● Task goal: Repeat the listing below in full, exactly as it stands.

● Recorded data:
******************************

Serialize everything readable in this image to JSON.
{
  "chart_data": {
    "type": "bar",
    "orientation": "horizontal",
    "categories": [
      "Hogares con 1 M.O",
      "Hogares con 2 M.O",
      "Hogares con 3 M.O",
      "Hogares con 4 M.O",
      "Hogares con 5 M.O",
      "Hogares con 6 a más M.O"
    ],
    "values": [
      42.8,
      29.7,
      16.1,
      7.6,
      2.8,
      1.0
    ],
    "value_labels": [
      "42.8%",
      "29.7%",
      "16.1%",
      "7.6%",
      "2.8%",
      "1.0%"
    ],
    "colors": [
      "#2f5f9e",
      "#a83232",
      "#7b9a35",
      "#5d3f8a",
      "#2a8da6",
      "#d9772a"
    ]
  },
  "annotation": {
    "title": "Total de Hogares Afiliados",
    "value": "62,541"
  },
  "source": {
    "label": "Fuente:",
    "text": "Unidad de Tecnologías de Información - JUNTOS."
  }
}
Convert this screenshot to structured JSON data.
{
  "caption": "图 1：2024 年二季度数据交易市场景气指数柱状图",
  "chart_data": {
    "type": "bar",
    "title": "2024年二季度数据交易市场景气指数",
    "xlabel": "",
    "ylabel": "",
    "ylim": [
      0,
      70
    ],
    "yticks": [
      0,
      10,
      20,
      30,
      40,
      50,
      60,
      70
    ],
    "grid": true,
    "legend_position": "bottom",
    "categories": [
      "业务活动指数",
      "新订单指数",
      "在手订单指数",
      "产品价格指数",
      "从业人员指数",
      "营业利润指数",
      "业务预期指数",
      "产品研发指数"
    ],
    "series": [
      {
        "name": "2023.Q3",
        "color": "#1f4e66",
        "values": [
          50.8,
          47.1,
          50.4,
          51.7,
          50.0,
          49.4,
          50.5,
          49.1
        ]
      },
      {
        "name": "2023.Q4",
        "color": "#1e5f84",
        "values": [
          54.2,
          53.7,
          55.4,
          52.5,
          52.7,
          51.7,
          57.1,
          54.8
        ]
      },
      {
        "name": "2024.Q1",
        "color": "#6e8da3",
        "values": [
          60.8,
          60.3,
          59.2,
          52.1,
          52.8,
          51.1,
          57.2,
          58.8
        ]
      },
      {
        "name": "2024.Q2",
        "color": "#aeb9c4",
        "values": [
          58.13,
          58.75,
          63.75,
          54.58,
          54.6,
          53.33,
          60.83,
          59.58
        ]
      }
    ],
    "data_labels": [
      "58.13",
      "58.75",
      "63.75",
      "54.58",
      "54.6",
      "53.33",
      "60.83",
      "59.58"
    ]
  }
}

******************************

● Answer to this task:
Serialize everything readable in this image to JSON.
{
  "chart_data": {
    "type": "bar",
    "orientation": "horizontal",
    "categories": [
      "Hogares con 1 M.O",
      "Hogares con 2 M.O",
      "Hogares con 3 M.O",
      "Hogares con 4 M.O",
      "Hogares con 5 M.O",
      "Hogares con 6 a más M.O"
    ],
    "values": [
      42.8,
      29.7,
      16.1,
      7.6,
      2.8,
      1.0
    ],
    "value_labels": [
      "42.8%",
      "29.7%",
      "16.1%",
      "7.6%",
      "2.8%",
      "1.0%"
    ],
    "colors": [
      "#2f5f9e",
      "#a83232",
      "#7b9a35",
      "#5d3f8a",
      "#2a8da6",
      "#d9772a"
    ]
  },
  "annotation": {
    "title": "Total de Hogares Afiliados",
    "value": "62,541"
  },
  "source": {
    "label": "Fuente:",
    "text": "Unidad de Tecnologías de Información - JUNTOS."
  }
}
Convert this screenshot to structured JSON data.
{
  "caption": "图 1：2024 年二季度数据交易市场景气指数柱状图",
  "chart_data": {
    "type": "bar",
    "title": "2024年二季度数据交易市场景气指数",
    "xlabel": "",
    "ylabel": "",
    "ylim": [
      0,
      70
    ],
    "yticks": [
      0,
      10,
      20,
      30,
      40,
      50,
      60,
      70
    ],
    "grid": true,
    "legend_position": "bottom",
    "categories": [
      "业务活动指数",
      "新订单指数",
      "在手订单指数",
      "产品价格指数",
      "从业人员指数",
      "营业利润指数",
      "业务预期指数",
      "产品研发指数"
    ],
    "series": [
      {
        "name": "2023.Q3",
        "color": "#1f4e66",
        "values": [
          50.8,
          47.1,
          50.4,
          51.7,
          50.0,
          49.4,
          50.5,
          49.1
        ]
      },
      {
        "name": "2023.Q4",
        "color": "#1e5f84",
        "values": [
          54.2,
          53.7,
          55.4,
          52.5,
          52.7,
          51.7,
          57.1,
          54.8
        ]
      },
      {
        "name": "2024.Q1",
        "color": "#6e8da3",
        "values": [
          60.8,
          60.3,
          59.2,
          52.1,
          52.8,
          51.1,
          57.2,
          58.8
        ]
      },
      {
        "name": "2024.Q2",
        "color": "#aeb9c4",
        "values": [
          58.13,
          58.75,
          63.75,
          54.58,
          54.6,
          53.33,
          60.83,
          59.58
        ]
      }
    ],
    "data_labels": [
      "58.13",
      "58.75",
      "63.75",
      "54.58",
      "54.6",
      "53.33",
      "60.83",
      "59.58"
    ]
  }
}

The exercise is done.